▶ **Task description**: Please extract every line of the entries below and reproduce each one verbatim, leaving the pictures out of your answer.

#### Task data

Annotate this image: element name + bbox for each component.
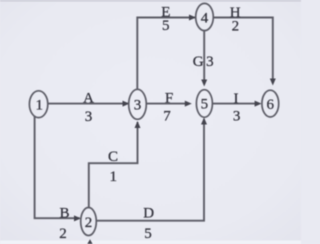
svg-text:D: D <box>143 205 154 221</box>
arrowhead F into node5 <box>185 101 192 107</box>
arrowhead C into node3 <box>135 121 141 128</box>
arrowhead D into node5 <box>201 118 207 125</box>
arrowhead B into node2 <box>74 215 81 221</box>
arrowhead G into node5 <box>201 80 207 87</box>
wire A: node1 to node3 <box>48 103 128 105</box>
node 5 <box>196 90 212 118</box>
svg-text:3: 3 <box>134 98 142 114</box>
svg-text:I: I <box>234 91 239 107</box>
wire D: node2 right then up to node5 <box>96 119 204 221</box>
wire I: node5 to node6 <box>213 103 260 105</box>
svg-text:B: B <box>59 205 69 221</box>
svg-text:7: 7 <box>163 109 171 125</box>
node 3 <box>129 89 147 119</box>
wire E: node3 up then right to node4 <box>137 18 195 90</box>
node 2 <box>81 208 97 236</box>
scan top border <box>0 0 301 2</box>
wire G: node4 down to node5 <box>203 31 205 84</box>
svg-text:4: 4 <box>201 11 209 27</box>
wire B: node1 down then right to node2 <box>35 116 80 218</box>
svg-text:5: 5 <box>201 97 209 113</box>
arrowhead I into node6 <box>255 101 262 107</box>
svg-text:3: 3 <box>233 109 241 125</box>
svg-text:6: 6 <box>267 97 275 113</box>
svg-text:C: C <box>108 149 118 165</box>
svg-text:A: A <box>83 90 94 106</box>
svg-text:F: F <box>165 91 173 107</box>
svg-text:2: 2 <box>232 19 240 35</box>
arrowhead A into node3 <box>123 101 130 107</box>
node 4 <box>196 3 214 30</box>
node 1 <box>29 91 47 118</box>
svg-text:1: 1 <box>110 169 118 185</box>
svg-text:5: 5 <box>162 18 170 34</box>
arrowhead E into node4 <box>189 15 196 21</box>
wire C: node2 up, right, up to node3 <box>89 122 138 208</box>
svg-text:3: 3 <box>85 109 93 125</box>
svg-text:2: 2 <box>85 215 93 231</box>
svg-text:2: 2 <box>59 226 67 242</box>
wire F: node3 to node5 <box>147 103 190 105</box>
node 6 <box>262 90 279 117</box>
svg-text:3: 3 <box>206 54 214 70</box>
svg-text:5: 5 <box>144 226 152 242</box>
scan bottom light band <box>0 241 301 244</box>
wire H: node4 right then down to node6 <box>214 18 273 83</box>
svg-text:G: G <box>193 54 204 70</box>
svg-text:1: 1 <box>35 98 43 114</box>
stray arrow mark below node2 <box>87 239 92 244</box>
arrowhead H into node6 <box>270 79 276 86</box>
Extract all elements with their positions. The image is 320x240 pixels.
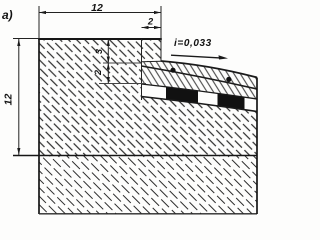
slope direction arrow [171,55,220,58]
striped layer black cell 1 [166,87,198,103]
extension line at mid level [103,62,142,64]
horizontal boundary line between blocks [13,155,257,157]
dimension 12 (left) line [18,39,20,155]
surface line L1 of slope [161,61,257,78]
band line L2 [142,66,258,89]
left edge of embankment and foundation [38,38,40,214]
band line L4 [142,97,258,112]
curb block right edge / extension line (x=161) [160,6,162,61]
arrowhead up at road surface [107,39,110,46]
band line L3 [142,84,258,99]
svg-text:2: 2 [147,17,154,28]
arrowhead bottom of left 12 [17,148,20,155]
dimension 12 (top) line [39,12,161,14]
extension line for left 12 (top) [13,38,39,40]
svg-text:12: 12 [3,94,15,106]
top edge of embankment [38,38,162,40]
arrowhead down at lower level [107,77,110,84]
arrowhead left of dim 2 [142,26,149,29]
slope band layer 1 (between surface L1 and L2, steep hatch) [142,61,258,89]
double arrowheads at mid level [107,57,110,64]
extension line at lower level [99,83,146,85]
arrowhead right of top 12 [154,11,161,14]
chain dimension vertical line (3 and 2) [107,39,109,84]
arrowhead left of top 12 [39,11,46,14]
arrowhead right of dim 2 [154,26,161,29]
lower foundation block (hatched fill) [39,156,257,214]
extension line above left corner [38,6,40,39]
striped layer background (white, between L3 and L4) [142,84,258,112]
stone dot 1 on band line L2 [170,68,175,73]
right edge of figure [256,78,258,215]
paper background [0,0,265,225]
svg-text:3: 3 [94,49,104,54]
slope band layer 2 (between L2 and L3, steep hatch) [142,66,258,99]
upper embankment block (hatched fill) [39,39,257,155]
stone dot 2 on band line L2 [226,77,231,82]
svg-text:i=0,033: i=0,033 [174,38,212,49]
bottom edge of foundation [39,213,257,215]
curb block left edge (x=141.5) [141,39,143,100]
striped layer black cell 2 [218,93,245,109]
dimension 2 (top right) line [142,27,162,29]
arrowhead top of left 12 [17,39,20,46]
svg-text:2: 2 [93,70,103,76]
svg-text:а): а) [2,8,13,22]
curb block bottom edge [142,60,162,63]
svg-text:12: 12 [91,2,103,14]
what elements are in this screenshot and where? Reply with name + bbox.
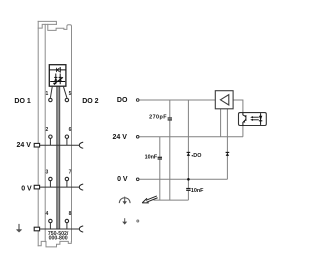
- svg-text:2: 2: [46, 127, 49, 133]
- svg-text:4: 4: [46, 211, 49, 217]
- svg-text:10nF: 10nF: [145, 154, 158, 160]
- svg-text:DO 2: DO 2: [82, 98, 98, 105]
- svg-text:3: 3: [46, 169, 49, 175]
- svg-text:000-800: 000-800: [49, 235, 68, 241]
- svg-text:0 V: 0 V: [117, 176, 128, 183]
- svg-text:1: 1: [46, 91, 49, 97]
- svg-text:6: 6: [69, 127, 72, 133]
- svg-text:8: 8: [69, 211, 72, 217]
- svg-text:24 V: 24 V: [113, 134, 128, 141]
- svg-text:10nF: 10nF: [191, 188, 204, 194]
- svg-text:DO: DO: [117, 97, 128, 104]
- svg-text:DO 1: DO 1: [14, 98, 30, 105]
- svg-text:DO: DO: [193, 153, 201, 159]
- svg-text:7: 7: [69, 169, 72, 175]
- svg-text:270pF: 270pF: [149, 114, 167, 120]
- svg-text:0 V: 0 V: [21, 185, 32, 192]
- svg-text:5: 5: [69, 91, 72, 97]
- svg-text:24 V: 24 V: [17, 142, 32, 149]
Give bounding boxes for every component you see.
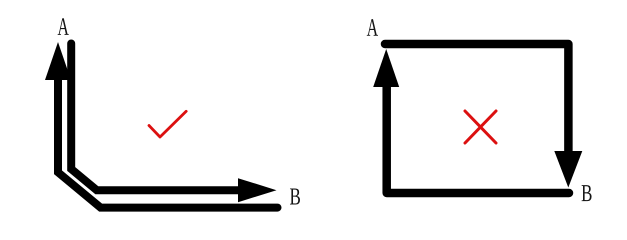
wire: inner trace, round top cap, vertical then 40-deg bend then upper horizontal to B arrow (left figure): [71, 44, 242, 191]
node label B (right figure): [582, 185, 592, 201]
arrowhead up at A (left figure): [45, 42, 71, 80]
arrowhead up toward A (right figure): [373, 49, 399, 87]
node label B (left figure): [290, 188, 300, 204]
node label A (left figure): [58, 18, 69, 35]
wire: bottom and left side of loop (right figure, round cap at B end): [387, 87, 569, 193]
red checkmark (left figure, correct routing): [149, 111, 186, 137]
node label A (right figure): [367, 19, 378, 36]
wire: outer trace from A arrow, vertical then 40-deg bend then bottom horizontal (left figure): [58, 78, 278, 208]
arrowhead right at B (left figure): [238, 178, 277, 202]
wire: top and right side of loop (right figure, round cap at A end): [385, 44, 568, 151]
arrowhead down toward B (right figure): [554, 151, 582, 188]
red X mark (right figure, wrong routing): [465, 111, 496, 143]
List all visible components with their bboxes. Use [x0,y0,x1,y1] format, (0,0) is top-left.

########

▶ **Solution to this exercise**:
Annotate this image: element name + bbox for each component.
svg-text:D: D <box>143 205 154 221</box>
arrowhead F into node5 <box>185 101 192 107</box>
arrowhead C into node3 <box>135 121 141 128</box>
arrowhead D into node5 <box>201 118 207 125</box>
arrowhead B into node2 <box>74 215 81 221</box>
arrowhead G into node5 <box>201 80 207 87</box>
wire A: node1 to node3 <box>48 103 128 105</box>
node 5 <box>196 90 212 118</box>
svg-text:3: 3 <box>134 98 142 114</box>
svg-text:I: I <box>234 91 239 107</box>
wire D: node2 right then up to node5 <box>96 119 204 221</box>
wire I: node5 to node6 <box>213 103 260 105</box>
svg-text:B: B <box>59 205 69 221</box>
svg-text:7: 7 <box>163 109 171 125</box>
node 3 <box>129 89 147 119</box>
wire E: node3 up then right to node4 <box>137 18 195 90</box>
node 2 <box>81 208 97 236</box>
scan top border <box>0 0 301 2</box>
wire G: node4 down to node5 <box>203 31 205 84</box>
svg-text:4: 4 <box>201 11 209 27</box>
wire B: node1 down then right to node2 <box>35 116 80 218</box>
svg-text:5: 5 <box>201 97 209 113</box>
arrowhead I into node6 <box>255 101 262 107</box>
svg-text:3: 3 <box>233 109 241 125</box>
svg-text:6: 6 <box>267 97 275 113</box>
svg-text:C: C <box>108 149 118 165</box>
svg-text:A: A <box>83 90 94 106</box>
svg-text:F: F <box>165 91 173 107</box>
svg-text:2: 2 <box>232 19 240 35</box>
arrowhead A into node3 <box>123 101 130 107</box>
node 4 <box>196 3 214 30</box>
node 1 <box>29 91 47 118</box>
svg-text:1: 1 <box>110 169 118 185</box>
svg-text:5: 5 <box>162 18 170 34</box>
arrowhead E into node4 <box>189 15 196 21</box>
wire C: node2 up, right, up to node3 <box>89 122 138 208</box>
svg-text:3: 3 <box>85 109 93 125</box>
svg-text:2: 2 <box>85 215 93 231</box>
svg-text:2: 2 <box>59 226 67 242</box>
wire F: node3 to node5 <box>147 103 190 105</box>
node 6 <box>262 90 279 117</box>
svg-text:3: 3 <box>206 54 214 70</box>
svg-text:5: 5 <box>144 226 152 242</box>
scan bottom light band <box>0 241 301 244</box>
wire H: node4 right then down to node6 <box>214 18 273 83</box>
svg-text:G: G <box>193 54 204 70</box>
svg-text:1: 1 <box>35 98 43 114</box>
stray arrow mark below node2 <box>87 239 92 244</box>
arrowhead H into node6 <box>270 79 276 86</box>
Extract all elements with their positions. The image is 320x240 pixels.
slope direction arrow [171,55,220,58]
striped layer black cell 1 [166,87,198,103]
extension line at mid level [103,62,142,64]
horizontal boundary line between blocks [13,155,257,157]
dimension 12 (left) line [18,39,20,155]
surface line L1 of slope [161,61,257,78]
band line L2 [142,66,258,89]
left edge of embankment and foundation [38,38,40,214]
band line L4 [142,97,258,112]
curb block right edge / extension line (x=161) [160,6,162,61]
arrowhead up at road surface [107,39,110,46]
band line L3 [142,84,258,99]
svg-text:2: 2 [147,17,154,28]
arrowhead bottom of left 12 [17,148,20,155]
dimension 12 (top) line [39,12,161,14]
extension line for left 12 (top) [13,38,39,40]
svg-text:12: 12 [3,94,15,106]
top edge of embankment [38,38,162,40]
arrowhead down at lower level [107,77,110,84]
arrowhead left of dim 2 [142,26,149,29]
slope band layer 1 (between surface L1 and L2, steep hatch) [142,61,258,89]
double arrowheads at mid level [107,57,110,64]
extension line at lower level [99,83,146,85]
arrowhead right of top 12 [154,11,161,14]
chain dimension vertical line (3 and 2) [107,39,109,84]
arrowhead left of top 12 [39,11,46,14]
arrowhead right of dim 2 [154,26,161,29]
lower foundation block (hatched fill) [39,156,257,214]
extension line above left corner [38,6,40,39]
striped layer background (white, between L3 and L4) [142,84,258,112]
stone dot 1 on band line L2 [170,68,175,73]
right edge of figure [256,78,258,215]
paper background [0,0,265,225]
svg-text:3: 3 [94,49,104,54]
slope band layer 2 (between L2 and L3, steep hatch) [142,66,258,99]
upper embankment block (hatched fill) [39,39,257,155]
stone dot 2 on band line L2 [226,77,231,82]
svg-text:i=0,033: i=0,033 [174,38,212,49]
bottom edge of foundation [39,213,257,215]
curb block left edge (x=141.5) [141,39,143,100]
striped layer black cell 2 [218,93,245,109]
dimension 2 (top right) line [142,27,162,29]
arrowhead top of left 12 [17,39,20,46]
svg-text:2: 2 [93,70,103,76]
svg-text:а): а) [2,8,13,22]
curb block bottom edge [142,60,162,63]
svg-text:12: 12 [91,2,103,14]
what elements are in this screenshot and where? Reply with name + bbox.
- svg-text:2: 2: [46, 127, 49, 133]
- svg-text:4: 4: [46, 211, 49, 217]
- svg-text:10nF: 10nF: [145, 154, 158, 160]
- svg-text:DO 2: DO 2: [82, 98, 98, 105]
- svg-text:3: 3: [46, 169, 49, 175]
- svg-text:000-800: 000-800: [49, 235, 68, 241]
- svg-text:0 V: 0 V: [117, 176, 128, 183]
- svg-text:1: 1: [46, 91, 49, 97]
- svg-text:6: 6: [69, 127, 72, 133]
- svg-text:8: 8: [69, 211, 72, 217]
- svg-text:24 V: 24 V: [113, 134, 128, 141]
- svg-text:10nF: 10nF: [191, 188, 204, 194]
- svg-text:DO: DO: [117, 97, 128, 104]
- svg-text:DO 1: DO 1: [14, 98, 30, 105]
- svg-text:DO: DO: [193, 153, 201, 159]
- svg-text:7: 7: [69, 169, 72, 175]
- svg-text:270pF: 270pF: [149, 114, 167, 120]
- svg-text:0 V: 0 V: [21, 185, 32, 192]
- svg-text:5: 5: [69, 91, 72, 97]
- svg-text:24 V: 24 V: [17, 142, 32, 149]
Give bounding boxes for every component you see.
wire: inner trace, round top cap, vertical then 40-deg bend then upper horizontal to B arrow (left figure): [71, 44, 242, 191]
node label B (right figure): [582, 185, 592, 201]
arrowhead up at A (left figure): [45, 42, 71, 80]
arrowhead up toward A (right figure): [373, 49, 399, 87]
node label B (left figure): [290, 188, 300, 204]
node label A (left figure): [58, 18, 69, 35]
wire: bottom and left side of loop (right figure, round cap at B end): [387, 87, 569, 193]
red checkmark (left figure, correct routing): [149, 111, 186, 137]
node label A (right figure): [367, 19, 378, 36]
wire: outer trace from A arrow, vertical then 40-deg bend then bottom horizontal (left figure): [58, 78, 278, 208]
arrowhead right at B (left figure): [238, 178, 277, 202]
wire: top and right side of loop (right figure, round cap at A end): [385, 44, 568, 151]
arrowhead down toward B (right figure): [554, 151, 582, 188]
red X mark (right figure, wrong routing): [465, 111, 496, 143]
List all visible components with their bboxes. Use [x0,y0,x1,y1] format, (0,0) is top-left.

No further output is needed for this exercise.